- [BRIEF]
Compile every line that includes the word "JSON".

- [EXERCISE MATERIALS]
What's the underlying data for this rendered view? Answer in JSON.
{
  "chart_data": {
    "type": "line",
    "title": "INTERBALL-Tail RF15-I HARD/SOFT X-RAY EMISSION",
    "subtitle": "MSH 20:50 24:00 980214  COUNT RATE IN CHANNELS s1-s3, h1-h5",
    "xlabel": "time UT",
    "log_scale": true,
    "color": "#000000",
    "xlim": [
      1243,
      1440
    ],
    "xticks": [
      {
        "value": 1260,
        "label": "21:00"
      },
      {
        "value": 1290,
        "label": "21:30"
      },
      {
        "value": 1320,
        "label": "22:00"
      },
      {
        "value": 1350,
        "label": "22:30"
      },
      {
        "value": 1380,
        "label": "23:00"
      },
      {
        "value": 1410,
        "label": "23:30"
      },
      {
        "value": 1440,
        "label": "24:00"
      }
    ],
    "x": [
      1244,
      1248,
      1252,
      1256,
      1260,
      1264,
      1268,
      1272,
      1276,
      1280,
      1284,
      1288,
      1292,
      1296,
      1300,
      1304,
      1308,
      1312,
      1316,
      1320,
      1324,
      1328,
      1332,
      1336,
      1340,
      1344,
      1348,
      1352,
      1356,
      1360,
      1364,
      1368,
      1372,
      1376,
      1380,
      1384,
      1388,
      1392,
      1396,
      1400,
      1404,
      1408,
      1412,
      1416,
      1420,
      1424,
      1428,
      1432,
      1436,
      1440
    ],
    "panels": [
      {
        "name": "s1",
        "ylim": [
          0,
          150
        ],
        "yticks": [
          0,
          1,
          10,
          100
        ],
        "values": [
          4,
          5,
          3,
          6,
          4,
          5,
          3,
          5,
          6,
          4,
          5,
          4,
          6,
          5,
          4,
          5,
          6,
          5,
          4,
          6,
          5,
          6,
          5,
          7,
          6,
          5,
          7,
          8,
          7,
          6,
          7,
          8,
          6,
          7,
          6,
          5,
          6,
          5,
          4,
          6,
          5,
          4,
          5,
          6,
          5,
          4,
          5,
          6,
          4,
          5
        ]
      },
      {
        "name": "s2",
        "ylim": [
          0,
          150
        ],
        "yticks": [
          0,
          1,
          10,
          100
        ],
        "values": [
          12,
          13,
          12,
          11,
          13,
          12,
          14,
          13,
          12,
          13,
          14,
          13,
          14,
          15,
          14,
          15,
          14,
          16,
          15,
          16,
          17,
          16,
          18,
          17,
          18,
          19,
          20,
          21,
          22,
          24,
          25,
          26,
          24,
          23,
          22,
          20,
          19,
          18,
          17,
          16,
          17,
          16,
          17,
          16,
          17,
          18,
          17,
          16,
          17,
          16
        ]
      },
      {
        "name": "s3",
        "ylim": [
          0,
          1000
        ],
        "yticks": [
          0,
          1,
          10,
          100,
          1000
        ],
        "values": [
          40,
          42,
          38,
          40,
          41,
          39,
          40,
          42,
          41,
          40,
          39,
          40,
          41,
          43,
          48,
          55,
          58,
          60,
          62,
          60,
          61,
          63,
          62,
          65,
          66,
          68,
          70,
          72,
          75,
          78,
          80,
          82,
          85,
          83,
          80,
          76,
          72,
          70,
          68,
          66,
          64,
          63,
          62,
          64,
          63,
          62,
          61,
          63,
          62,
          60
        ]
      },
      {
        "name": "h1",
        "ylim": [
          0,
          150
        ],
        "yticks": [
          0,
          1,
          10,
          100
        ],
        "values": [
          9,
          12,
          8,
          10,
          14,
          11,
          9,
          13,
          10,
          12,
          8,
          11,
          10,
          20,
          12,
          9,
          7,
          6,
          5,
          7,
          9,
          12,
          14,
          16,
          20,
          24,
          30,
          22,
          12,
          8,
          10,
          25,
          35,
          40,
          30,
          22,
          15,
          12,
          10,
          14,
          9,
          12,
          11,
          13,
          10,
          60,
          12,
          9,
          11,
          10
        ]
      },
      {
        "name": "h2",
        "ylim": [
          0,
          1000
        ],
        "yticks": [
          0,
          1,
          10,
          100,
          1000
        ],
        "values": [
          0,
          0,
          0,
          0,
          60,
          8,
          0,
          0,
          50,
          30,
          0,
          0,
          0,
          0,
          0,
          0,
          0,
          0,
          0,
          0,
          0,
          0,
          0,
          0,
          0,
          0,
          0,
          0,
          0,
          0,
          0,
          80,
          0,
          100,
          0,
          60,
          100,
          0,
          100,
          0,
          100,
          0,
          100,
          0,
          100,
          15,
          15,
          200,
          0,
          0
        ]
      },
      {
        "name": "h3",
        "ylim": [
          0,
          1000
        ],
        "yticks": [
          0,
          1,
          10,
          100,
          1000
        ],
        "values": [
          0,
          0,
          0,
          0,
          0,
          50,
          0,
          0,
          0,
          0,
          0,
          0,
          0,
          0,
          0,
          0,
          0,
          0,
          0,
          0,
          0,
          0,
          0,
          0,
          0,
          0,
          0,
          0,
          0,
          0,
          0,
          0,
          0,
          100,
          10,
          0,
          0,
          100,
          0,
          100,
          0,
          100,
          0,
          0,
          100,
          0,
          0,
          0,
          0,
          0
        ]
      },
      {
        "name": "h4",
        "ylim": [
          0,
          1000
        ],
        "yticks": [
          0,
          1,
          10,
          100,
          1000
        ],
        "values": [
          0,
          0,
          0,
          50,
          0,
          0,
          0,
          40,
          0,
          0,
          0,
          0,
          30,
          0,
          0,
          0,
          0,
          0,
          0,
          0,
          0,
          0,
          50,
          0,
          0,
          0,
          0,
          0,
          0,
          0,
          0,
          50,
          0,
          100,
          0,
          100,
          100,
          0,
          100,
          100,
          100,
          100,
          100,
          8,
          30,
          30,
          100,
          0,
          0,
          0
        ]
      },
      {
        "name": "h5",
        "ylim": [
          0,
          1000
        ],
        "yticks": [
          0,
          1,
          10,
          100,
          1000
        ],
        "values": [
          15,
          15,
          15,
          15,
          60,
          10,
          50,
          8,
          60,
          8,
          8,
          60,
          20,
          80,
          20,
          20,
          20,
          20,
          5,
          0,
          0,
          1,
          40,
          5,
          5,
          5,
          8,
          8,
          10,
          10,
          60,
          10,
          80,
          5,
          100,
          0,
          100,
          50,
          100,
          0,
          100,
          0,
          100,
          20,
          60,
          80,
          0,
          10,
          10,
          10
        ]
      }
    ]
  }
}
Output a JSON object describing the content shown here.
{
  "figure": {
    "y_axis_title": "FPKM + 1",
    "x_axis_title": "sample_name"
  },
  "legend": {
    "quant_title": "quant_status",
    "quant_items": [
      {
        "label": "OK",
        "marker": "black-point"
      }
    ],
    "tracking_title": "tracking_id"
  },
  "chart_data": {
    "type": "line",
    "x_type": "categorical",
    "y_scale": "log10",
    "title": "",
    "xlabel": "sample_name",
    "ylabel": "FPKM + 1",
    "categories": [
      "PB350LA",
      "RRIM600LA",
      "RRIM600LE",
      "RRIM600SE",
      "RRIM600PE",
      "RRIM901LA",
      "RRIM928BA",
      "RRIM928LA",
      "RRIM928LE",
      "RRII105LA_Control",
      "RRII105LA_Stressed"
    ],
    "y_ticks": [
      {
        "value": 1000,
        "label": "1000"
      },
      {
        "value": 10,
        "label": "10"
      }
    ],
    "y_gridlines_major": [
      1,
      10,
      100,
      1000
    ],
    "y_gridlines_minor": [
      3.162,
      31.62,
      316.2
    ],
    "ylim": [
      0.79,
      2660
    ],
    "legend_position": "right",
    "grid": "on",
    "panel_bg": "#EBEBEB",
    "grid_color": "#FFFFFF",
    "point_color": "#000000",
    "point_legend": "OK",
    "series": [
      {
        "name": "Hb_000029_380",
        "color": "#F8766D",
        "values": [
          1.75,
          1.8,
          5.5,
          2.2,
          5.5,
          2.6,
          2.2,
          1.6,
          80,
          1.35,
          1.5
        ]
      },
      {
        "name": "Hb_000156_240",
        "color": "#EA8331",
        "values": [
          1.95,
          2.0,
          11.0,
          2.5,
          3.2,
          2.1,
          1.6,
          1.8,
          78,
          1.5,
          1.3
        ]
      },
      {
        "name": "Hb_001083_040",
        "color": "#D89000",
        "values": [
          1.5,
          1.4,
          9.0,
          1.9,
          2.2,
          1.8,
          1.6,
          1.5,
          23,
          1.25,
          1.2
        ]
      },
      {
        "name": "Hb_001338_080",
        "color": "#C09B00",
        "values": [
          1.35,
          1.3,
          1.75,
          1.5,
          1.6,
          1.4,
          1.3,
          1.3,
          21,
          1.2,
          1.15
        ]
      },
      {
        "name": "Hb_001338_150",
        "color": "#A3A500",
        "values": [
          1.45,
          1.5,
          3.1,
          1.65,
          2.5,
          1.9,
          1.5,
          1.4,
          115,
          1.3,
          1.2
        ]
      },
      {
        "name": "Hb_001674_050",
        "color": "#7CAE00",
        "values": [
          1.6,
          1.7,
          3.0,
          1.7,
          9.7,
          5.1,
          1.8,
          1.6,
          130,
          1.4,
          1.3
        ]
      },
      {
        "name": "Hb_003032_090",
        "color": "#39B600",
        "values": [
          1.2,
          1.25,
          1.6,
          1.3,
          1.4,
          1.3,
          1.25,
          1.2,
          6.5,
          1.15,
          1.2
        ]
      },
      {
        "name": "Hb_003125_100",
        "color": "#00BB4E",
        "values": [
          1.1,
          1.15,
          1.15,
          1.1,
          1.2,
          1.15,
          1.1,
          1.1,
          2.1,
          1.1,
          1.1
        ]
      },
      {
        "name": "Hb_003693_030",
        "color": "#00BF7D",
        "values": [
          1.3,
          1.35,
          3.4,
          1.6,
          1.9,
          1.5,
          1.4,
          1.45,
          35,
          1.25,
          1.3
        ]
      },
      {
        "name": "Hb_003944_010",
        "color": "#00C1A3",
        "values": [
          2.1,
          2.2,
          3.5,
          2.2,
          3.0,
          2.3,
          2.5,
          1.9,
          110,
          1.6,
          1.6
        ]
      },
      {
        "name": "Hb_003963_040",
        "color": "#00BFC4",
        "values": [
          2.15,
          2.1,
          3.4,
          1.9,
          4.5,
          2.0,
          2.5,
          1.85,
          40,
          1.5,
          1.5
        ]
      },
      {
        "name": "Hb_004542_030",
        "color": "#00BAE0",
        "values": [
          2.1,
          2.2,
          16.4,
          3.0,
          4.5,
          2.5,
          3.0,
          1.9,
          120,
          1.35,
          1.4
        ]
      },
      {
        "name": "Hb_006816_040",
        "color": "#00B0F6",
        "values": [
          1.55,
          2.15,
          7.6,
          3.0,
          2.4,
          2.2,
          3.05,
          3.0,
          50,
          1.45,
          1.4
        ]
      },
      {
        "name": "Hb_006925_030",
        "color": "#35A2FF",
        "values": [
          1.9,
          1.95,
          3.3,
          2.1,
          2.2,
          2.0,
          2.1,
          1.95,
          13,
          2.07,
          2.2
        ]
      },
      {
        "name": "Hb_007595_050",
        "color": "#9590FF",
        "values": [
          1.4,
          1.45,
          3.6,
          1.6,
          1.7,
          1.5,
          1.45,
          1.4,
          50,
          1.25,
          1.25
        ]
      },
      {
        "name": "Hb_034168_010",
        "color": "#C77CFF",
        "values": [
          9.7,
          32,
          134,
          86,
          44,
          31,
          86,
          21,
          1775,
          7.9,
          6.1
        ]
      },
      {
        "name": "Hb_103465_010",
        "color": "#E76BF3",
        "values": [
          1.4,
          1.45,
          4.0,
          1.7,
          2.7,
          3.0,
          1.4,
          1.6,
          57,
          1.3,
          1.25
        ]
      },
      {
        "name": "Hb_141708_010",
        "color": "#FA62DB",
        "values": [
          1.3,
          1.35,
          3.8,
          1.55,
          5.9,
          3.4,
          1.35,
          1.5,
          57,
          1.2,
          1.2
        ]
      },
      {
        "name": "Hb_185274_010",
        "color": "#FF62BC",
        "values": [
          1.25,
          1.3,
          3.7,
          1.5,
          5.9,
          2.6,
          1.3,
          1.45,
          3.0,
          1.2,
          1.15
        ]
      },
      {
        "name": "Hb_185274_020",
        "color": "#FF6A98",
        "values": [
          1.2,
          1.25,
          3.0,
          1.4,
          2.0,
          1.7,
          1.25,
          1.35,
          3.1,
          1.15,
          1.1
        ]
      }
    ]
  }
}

- [WRITTEN SOLUTION]
What's the underlying data for this rendered view? Answer in JSON.
Output a JSON object describing the content shown here.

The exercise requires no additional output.